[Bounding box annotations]
________________________

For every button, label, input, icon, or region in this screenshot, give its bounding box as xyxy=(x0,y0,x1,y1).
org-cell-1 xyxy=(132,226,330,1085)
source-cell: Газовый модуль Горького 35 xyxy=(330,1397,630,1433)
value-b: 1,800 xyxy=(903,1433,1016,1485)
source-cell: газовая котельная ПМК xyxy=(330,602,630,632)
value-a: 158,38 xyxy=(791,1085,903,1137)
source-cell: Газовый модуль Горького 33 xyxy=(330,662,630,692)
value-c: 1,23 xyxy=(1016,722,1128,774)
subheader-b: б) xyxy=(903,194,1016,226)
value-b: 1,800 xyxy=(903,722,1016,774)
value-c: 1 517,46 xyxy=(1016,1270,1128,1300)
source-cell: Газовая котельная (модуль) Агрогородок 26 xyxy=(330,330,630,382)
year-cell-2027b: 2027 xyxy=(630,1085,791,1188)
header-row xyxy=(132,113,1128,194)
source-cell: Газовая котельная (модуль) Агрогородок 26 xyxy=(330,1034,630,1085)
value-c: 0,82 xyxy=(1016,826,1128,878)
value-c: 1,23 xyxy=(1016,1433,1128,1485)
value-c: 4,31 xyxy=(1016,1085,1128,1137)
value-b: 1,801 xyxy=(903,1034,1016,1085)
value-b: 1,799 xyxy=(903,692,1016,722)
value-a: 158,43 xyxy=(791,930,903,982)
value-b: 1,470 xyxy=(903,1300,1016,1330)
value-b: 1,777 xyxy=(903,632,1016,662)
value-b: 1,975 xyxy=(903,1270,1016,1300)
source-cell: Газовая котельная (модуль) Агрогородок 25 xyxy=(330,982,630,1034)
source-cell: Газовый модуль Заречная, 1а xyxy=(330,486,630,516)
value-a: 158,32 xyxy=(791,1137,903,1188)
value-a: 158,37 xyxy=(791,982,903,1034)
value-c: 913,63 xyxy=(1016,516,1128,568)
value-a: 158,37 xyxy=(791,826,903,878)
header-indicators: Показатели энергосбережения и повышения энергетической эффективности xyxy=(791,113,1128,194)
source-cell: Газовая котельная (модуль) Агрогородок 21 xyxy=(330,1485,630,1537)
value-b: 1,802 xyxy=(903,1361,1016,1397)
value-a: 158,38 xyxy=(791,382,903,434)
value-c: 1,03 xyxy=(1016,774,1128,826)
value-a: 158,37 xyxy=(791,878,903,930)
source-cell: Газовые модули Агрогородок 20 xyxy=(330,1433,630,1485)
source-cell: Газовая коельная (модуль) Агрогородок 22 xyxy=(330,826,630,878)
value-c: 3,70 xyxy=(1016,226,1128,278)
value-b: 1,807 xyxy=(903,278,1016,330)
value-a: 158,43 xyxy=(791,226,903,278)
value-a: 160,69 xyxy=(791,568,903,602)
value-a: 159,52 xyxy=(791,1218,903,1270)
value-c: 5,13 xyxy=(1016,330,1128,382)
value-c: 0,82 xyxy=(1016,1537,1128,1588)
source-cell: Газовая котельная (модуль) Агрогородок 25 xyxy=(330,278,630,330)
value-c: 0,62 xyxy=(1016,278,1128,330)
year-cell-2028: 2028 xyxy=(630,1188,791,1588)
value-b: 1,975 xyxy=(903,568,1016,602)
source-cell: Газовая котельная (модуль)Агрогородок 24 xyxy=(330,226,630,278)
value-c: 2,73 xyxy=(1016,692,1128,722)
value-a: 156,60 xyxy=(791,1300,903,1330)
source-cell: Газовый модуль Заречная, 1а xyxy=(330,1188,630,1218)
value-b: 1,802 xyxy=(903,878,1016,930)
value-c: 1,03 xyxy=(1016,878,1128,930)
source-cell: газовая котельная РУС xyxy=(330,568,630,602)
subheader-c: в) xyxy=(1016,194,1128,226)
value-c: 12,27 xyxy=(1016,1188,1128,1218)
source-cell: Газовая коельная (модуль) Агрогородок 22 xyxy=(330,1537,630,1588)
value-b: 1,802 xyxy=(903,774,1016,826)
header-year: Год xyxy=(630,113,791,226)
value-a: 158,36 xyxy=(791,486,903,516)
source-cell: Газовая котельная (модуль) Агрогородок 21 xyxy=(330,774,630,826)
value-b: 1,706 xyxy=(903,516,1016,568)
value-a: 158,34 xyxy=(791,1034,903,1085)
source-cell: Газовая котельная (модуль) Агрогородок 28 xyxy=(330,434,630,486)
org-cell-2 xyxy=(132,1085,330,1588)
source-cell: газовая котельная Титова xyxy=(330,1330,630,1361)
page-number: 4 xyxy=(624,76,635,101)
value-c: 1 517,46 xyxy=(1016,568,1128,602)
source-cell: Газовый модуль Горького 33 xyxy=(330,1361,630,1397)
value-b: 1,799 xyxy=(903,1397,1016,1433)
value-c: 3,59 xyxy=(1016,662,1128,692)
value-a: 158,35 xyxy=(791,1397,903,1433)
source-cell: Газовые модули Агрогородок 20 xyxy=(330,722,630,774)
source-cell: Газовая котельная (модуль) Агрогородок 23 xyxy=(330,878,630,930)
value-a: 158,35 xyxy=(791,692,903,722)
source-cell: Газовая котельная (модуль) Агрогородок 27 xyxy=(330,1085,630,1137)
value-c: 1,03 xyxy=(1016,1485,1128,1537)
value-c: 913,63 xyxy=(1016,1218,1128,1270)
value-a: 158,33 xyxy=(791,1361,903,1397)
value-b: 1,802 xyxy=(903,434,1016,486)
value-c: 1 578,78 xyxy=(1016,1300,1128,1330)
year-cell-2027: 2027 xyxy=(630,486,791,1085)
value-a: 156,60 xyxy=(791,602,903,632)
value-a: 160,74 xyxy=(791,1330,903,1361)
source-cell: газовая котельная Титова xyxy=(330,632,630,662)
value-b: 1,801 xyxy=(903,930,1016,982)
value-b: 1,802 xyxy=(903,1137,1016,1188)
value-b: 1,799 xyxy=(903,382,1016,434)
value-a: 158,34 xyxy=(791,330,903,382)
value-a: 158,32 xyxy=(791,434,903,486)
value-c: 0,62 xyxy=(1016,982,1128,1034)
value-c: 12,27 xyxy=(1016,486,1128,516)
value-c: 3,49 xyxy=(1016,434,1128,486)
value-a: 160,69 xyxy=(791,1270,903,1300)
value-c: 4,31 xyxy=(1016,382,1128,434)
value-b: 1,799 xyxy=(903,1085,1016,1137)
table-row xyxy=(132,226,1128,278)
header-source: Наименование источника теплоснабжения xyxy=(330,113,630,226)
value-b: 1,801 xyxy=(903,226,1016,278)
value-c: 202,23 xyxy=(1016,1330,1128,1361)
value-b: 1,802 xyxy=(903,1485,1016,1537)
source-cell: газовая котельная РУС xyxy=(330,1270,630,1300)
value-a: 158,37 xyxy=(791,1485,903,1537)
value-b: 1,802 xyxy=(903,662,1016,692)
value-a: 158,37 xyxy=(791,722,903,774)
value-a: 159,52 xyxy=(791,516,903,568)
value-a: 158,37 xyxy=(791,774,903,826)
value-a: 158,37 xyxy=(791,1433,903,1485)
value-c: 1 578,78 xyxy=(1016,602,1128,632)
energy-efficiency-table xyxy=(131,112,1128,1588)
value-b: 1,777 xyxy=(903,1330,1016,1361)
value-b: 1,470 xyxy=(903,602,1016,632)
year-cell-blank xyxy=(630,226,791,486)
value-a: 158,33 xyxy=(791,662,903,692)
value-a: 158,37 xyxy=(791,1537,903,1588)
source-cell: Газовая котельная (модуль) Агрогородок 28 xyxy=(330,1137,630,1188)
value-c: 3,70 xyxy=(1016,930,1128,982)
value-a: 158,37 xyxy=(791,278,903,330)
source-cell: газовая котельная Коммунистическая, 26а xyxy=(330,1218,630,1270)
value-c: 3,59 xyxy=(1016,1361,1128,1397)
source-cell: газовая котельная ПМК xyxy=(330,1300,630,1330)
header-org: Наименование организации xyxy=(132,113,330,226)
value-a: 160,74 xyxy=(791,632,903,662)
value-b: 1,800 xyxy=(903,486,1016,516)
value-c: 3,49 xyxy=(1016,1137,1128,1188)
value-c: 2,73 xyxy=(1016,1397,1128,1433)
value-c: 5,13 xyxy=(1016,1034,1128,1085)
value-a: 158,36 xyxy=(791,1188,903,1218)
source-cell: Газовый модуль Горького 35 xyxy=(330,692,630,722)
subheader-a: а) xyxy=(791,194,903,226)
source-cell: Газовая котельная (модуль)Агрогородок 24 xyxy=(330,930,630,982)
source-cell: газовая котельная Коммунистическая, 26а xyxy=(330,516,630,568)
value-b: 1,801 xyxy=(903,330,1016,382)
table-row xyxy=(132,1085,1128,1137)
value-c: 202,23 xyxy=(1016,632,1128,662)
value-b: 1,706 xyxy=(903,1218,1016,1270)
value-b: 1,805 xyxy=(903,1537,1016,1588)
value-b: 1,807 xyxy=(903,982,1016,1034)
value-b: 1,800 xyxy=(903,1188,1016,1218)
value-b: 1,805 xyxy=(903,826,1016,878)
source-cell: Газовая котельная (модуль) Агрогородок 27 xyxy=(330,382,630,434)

________________________

• _What is asked_: Copy the records word for word, everything from the start down to the line containing "value-b: 1,800 xyxy=(903,722,1016,774)".

• _The result_:
For every button, label, input, icon, or region in this screenshot, give its bounding box as xyxy=(x0,y0,x1,y1).
org-cell-1 xyxy=(132,226,330,1085)
source-cell: Газовый модуль Горького 35 xyxy=(330,1397,630,1433)
value-b: 1,800 xyxy=(903,1433,1016,1485)
source-cell: газовая котельная ПМК xyxy=(330,602,630,632)
value-a: 158,38 xyxy=(791,1085,903,1137)
source-cell: Газовый модуль Горького 33 xyxy=(330,662,630,692)
value-c: 1,23 xyxy=(1016,722,1128,774)
subheader-b: б) xyxy=(903,194,1016,226)
value-b: 1,800 xyxy=(903,722,1016,774)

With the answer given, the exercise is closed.